**OBJECTIVE**
Reproduce the material in full, exactly as written.

══ RECORDS TO PROCESS

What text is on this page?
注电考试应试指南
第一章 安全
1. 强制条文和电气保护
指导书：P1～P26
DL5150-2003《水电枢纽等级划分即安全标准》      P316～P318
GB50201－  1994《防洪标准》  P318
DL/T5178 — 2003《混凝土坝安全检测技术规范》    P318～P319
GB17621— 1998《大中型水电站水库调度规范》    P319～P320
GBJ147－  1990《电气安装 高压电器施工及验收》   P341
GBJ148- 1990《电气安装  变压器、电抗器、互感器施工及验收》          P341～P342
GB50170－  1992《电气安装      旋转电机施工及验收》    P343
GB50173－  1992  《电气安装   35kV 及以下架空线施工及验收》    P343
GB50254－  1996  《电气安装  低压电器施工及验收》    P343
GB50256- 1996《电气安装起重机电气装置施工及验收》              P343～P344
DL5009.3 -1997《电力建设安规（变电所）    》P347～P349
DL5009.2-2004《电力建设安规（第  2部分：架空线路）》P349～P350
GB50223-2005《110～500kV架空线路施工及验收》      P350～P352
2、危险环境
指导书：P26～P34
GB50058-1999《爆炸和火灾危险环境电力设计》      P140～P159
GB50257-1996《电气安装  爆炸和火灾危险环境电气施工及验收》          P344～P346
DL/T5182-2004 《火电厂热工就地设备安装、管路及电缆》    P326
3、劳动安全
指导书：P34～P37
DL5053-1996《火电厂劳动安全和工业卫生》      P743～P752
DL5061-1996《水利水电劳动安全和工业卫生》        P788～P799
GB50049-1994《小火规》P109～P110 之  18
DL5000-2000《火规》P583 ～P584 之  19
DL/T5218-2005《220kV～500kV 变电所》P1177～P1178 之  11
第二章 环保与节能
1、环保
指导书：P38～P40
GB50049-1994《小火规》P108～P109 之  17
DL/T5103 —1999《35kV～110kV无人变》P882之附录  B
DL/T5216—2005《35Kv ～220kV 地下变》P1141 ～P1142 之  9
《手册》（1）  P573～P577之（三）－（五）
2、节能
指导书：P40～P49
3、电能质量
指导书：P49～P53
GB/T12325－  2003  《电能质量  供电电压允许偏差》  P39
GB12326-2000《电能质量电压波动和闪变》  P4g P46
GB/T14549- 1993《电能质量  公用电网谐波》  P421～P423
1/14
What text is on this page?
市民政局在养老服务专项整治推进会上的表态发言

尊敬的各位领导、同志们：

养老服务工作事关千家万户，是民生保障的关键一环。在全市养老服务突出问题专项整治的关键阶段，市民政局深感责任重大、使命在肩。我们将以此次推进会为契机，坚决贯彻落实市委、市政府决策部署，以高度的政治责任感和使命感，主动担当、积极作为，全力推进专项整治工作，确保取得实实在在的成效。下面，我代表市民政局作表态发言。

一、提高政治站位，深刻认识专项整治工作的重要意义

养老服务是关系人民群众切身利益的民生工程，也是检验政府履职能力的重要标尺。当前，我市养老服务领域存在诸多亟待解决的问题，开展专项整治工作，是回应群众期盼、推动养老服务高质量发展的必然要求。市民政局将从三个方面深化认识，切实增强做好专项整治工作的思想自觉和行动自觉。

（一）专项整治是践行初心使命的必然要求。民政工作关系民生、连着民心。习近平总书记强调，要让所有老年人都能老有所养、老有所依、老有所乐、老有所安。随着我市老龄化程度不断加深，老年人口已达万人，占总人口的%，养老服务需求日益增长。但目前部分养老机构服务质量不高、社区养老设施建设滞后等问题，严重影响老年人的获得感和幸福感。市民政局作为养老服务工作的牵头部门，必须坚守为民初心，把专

════

**FINAL ANSWER**
What text is on this page?
注电考试应试指南
第一章 安全
1. 强制条文和电气保护
指导书：P1～P26
DL5150-2003《水电枢纽等级划分即安全标准》      P316～P318
GB50201－  1994《防洪标准》  P318
DL/T5178 — 2003《混凝土坝安全检测技术规范》    P318～P319
GB17621— 1998《大中型水电站水库调度规范》    P319～P320
GBJ147－  1990《电气安装 高压电器施工及验收》   P341
GBJ148- 1990《电气安装  变压器、电抗器、互感器施工及验收》          P341～P342
GB50170－  1992《电气安装      旋转电机施工及验收》    P343
GB50173－  1992  《电气安装   35kV 及以下架空线施工及验收》    P343
GB50254－  1996  《电气安装  低压电器施工及验收》    P343
GB50256- 1996《电气安装起重机电气装置施工及验收》              P343～P344
DL5009.3 -1997《电力建设安规（变电所）    》P347～P349
DL5009.2-2004《电力建设安规（第  2部分：架空线路）》P349～P350
GB50223-2005《110～500kV架空线路施工及验收》      P350～P352
2、危险环境
指导书：P26～P34
GB50058-1999《爆炸和火灾危险环境电力设计》      P140～P159
GB50257-1996《电气安装  爆炸和火灾危险环境电气施工及验收》          P344～P346
DL/T5182-2004 《火电厂热工就地设备安装、管路及电缆》    P326
3、劳动安全
指导书：P34～P37
DL5053-1996《火电厂劳动安全和工业卫生》      P743～P752
DL5061-1996《水利水电劳动安全和工业卫生》        P788～P799
GB50049-1994《小火规》P109～P110 之  18
DL5000-2000《火规》P583 ～P584 之  19
DL/T5218-2005《220kV～500kV 变电所》P1177～P1178 之  11
第二章 环保与节能
1、环保
指导书：P38～P40
GB50049-1994《小火规》P108～P109 之  17
DL/T5103 —1999《35kV～110kV无人变》P882之附录  B
DL/T5216—2005《35Kv ～220kV 地下变》P1141 ～P1142 之  9
《手册》（1）  P573～P577之（三）－（五）
2、节能
指导书：P40～P49
3、电能质量
指导书：P49～P53
GB/T12325－  2003  《电能质量  供电电压允许偏差》  P39
GB12326-2000《电能质量电压波动和闪变》  P4g P46
GB/T14549- 1993《电能质量  公用电网谐波》  P421～P423
1/14
What text is on this page?
市民政局在养老服务专项整治推进会上的表态发言

尊敬的各位领导、同志们：

养老服务工作事关千家万户，是民生保障的关键一环。在全市养老服务突出问题专项整治的关键阶段，市民政局深感责任重大、使命在肩。我们将以此次推进会为契机，坚决贯彻落实市委、市政府决策部署，以高度的政治责任感和使命感，主动担当、积极作为，全力推进专项整治工作，确保取得实实在在的成效。下面，我代表市民政局作表态发言。

一、提高政治站位，深刻认识专项整治工作的重要意义

养老服务是关系人民群众切身利益的民生工程，也是检验政府履职能力的重要标尺。当前，我市养老服务领域存在诸多亟待解决的问题，开展专项整治工作，是回应群众期盼、推动养老服务高质量发展的必然要求。市民政局将从三个方面深化认识，切实增强做好专项整治工作的思想自觉和行动自觉。

（一）专项整治是践行初心使命的必然要求。民政工作关系民生、连着民心。习近平总书记强调，要让所有老年人都能老有所养、老有所依、老有所乐、老有所安。随着我市老龄化程度不断加深，老年人口已达万人，占总人口的%，养老服务需求日益增长。但目前部分养老机构服务质量不高、社区养老设施建设滞后等问题，严重影响老年人的获得感和幸福感。市民政局作为养老服务工作的牵头部门，必须坚守为民初心，把专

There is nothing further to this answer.